■ Collected data ■
━━━━━━

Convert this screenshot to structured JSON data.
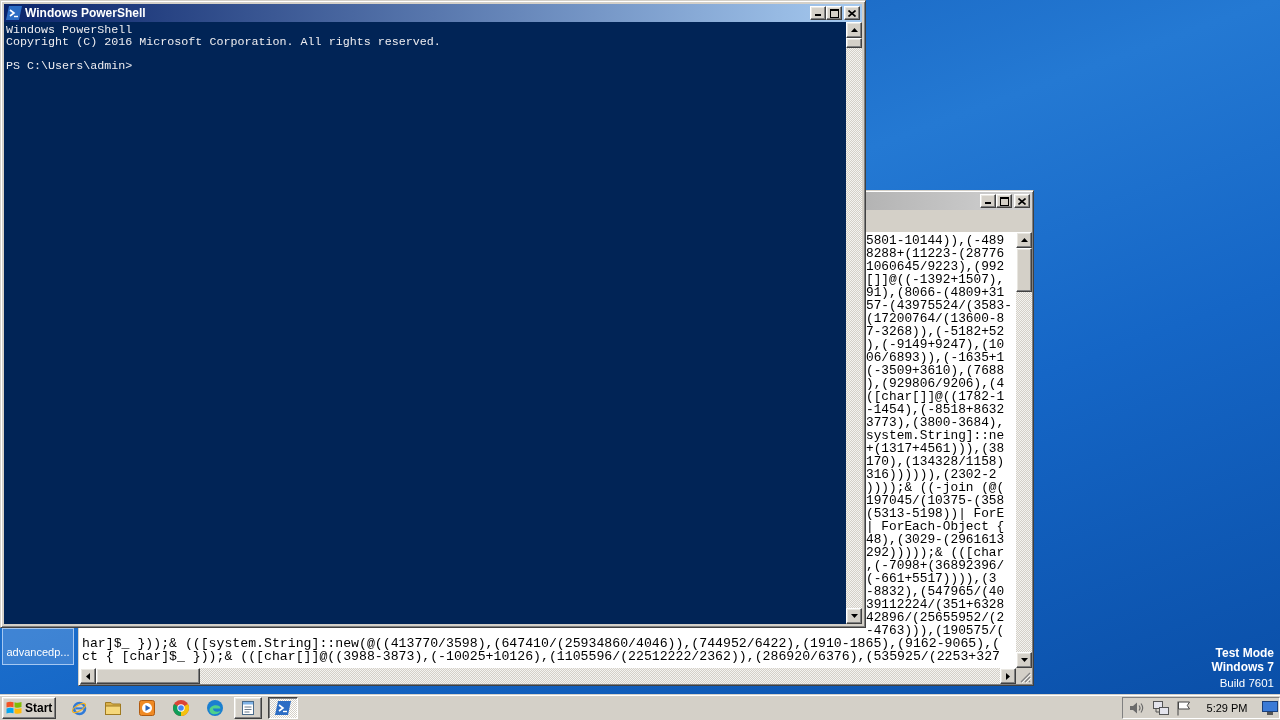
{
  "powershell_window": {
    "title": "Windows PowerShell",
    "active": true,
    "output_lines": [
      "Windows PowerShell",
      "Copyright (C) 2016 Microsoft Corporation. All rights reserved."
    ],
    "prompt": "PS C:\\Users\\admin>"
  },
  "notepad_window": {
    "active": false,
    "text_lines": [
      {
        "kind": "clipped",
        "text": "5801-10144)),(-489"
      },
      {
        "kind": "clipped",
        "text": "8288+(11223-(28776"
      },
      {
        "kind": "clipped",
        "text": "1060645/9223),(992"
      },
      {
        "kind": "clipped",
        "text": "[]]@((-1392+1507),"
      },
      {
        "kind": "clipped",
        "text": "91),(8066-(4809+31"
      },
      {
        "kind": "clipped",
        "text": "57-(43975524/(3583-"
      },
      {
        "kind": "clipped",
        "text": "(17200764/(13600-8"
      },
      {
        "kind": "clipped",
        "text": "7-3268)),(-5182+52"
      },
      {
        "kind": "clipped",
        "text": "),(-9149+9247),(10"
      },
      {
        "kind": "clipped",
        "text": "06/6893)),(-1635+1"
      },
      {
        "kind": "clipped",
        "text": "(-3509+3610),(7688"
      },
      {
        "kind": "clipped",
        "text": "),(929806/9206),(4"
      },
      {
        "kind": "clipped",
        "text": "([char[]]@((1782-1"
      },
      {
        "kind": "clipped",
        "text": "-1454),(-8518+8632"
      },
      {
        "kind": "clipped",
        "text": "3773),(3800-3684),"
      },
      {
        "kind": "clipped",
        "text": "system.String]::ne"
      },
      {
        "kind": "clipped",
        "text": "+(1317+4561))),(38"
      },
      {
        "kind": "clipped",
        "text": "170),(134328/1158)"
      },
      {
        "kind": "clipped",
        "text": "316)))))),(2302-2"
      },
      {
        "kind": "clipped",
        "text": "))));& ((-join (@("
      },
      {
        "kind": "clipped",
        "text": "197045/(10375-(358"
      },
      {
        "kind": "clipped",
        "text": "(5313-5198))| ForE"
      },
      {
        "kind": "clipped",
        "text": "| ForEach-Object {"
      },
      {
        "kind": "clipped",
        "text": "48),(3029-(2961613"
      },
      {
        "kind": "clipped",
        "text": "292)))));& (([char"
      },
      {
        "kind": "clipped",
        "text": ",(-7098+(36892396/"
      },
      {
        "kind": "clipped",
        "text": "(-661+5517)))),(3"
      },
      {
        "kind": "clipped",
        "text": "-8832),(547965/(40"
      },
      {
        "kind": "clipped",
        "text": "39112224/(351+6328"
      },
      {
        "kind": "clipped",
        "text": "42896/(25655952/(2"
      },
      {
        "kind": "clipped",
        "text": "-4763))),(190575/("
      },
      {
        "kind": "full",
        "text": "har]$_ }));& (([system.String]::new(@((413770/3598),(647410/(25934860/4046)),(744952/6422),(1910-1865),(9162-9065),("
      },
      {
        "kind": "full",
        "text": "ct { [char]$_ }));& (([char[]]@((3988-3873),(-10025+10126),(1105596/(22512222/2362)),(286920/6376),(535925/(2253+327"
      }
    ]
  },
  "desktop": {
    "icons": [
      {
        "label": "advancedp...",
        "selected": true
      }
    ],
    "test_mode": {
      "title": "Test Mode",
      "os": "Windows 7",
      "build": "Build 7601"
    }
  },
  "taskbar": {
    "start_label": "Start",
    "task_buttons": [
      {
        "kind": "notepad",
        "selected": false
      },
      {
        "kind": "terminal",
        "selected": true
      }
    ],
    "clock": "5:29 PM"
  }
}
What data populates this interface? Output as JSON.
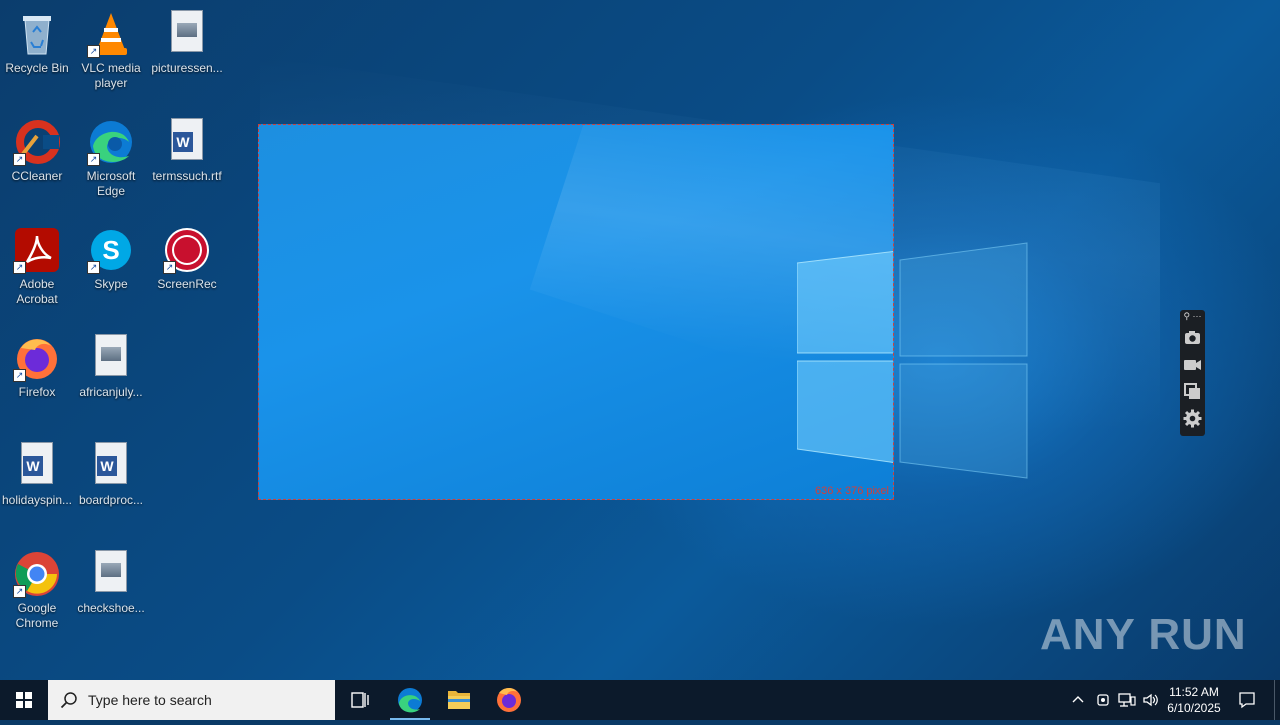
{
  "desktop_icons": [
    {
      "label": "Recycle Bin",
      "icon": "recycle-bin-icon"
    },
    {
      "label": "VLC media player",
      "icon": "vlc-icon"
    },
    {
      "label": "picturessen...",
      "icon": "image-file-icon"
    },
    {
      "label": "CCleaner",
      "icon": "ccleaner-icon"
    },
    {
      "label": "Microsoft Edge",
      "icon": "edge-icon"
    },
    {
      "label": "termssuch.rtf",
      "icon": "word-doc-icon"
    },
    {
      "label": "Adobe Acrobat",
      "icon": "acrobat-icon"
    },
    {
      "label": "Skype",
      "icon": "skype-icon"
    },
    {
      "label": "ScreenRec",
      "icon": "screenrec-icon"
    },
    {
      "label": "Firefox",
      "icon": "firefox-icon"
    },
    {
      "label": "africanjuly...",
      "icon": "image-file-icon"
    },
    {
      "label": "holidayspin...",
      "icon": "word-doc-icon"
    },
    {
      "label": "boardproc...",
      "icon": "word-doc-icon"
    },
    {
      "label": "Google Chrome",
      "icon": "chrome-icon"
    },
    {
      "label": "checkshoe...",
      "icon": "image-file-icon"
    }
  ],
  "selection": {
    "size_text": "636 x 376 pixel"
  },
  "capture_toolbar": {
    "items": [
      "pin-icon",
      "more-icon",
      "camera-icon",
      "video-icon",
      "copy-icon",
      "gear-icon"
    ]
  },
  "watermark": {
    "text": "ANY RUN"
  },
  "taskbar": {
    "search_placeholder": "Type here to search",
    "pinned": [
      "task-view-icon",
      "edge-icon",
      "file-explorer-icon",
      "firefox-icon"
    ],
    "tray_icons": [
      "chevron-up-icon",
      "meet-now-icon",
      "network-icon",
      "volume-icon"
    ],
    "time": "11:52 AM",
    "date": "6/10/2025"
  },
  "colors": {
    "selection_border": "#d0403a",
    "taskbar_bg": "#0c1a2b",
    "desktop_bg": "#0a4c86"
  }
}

━━━━━━

■ Exercise aim ■
Identify the lines above with the word "title". Copy them.

■ The result ■
    "title": "Windows PowerShell",
      "title": "Test Mode",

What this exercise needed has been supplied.